Each line that holds the word "this" should be returned.

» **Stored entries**
'''

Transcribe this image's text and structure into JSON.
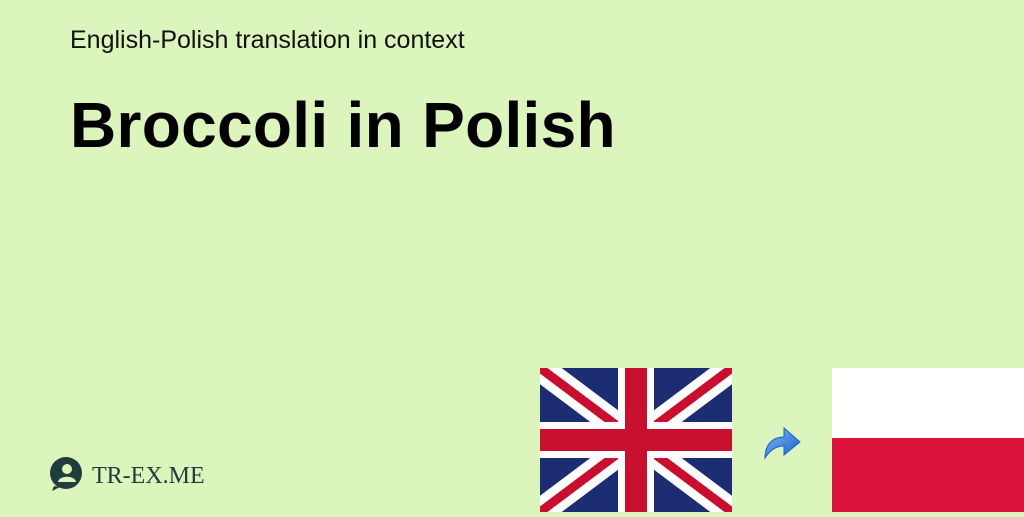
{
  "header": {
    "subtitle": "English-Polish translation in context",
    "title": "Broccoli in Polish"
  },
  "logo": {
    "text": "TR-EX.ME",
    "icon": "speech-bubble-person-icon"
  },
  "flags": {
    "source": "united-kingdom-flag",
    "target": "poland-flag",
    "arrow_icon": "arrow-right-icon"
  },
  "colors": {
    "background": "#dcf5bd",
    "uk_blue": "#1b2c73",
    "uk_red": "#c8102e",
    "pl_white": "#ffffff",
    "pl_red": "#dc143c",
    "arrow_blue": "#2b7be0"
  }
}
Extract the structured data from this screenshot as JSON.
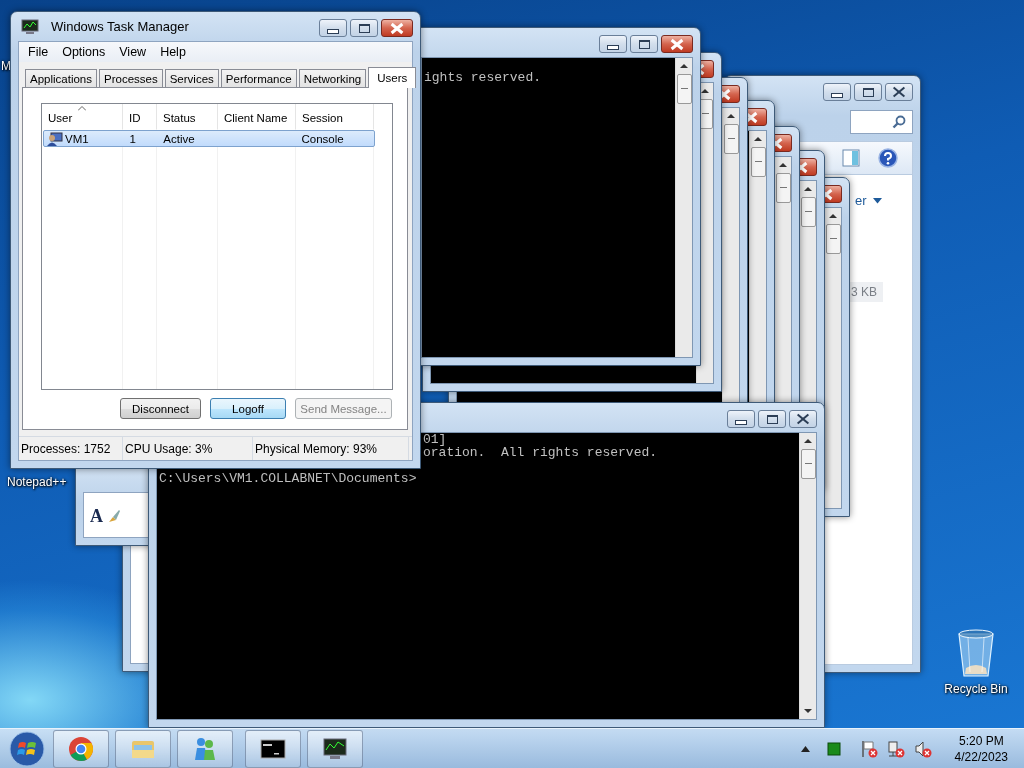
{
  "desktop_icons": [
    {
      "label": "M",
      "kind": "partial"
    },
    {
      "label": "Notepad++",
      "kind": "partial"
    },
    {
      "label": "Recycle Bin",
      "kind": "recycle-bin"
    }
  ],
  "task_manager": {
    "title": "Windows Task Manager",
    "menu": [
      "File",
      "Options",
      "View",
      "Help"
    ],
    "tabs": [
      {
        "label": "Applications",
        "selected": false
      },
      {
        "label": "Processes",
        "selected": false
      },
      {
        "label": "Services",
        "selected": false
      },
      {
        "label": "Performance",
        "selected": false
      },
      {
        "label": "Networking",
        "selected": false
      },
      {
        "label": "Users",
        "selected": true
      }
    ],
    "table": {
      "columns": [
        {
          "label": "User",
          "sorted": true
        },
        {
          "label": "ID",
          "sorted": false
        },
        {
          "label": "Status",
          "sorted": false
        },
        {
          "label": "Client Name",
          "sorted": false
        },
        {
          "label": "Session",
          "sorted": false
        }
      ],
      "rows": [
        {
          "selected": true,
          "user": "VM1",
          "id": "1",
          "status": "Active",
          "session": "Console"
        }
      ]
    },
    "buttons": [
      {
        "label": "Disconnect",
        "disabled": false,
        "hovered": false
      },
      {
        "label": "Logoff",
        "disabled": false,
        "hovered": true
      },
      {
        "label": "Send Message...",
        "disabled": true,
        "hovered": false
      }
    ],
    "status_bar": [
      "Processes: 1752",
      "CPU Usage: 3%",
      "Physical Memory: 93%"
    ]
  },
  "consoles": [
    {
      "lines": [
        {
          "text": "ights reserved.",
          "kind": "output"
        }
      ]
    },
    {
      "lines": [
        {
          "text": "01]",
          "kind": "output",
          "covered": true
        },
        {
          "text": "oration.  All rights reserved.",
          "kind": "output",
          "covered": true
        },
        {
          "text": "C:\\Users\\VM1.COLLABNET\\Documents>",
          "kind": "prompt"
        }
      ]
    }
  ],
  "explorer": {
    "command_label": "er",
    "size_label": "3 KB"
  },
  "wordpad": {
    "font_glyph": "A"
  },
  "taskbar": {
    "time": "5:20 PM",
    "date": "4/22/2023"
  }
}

'''
'''

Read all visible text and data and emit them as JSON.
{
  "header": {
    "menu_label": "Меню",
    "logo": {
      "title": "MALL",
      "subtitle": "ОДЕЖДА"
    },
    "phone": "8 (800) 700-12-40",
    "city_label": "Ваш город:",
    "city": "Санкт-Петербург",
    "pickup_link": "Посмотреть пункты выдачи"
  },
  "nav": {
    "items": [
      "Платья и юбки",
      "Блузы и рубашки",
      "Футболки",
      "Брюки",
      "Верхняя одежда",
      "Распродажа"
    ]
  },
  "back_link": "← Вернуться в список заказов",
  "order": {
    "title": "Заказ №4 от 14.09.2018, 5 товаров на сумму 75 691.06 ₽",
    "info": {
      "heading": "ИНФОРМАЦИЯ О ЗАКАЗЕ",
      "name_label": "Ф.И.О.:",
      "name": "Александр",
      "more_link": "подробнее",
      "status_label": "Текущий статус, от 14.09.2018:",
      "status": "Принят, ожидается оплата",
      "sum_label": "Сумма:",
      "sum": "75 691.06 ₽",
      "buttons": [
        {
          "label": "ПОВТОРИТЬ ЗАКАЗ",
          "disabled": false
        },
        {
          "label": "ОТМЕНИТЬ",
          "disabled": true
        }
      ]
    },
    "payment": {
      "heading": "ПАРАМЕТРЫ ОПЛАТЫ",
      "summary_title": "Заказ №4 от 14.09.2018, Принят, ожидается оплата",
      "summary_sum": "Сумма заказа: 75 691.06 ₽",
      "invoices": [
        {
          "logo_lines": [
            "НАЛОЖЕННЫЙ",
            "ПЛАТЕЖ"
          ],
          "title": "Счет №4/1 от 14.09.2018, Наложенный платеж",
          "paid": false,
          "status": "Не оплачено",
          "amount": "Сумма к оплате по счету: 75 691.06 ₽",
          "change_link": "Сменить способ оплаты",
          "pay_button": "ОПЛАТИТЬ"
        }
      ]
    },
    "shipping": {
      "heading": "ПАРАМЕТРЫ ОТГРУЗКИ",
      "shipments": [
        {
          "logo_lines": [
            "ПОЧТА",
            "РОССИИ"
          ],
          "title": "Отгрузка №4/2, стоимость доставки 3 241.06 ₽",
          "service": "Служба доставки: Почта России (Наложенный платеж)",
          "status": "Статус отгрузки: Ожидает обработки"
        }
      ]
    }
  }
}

'''

» **Finished task**
Transcribe this image's text and structure into JSON.
Extract the structured data from this screenshot as JSON.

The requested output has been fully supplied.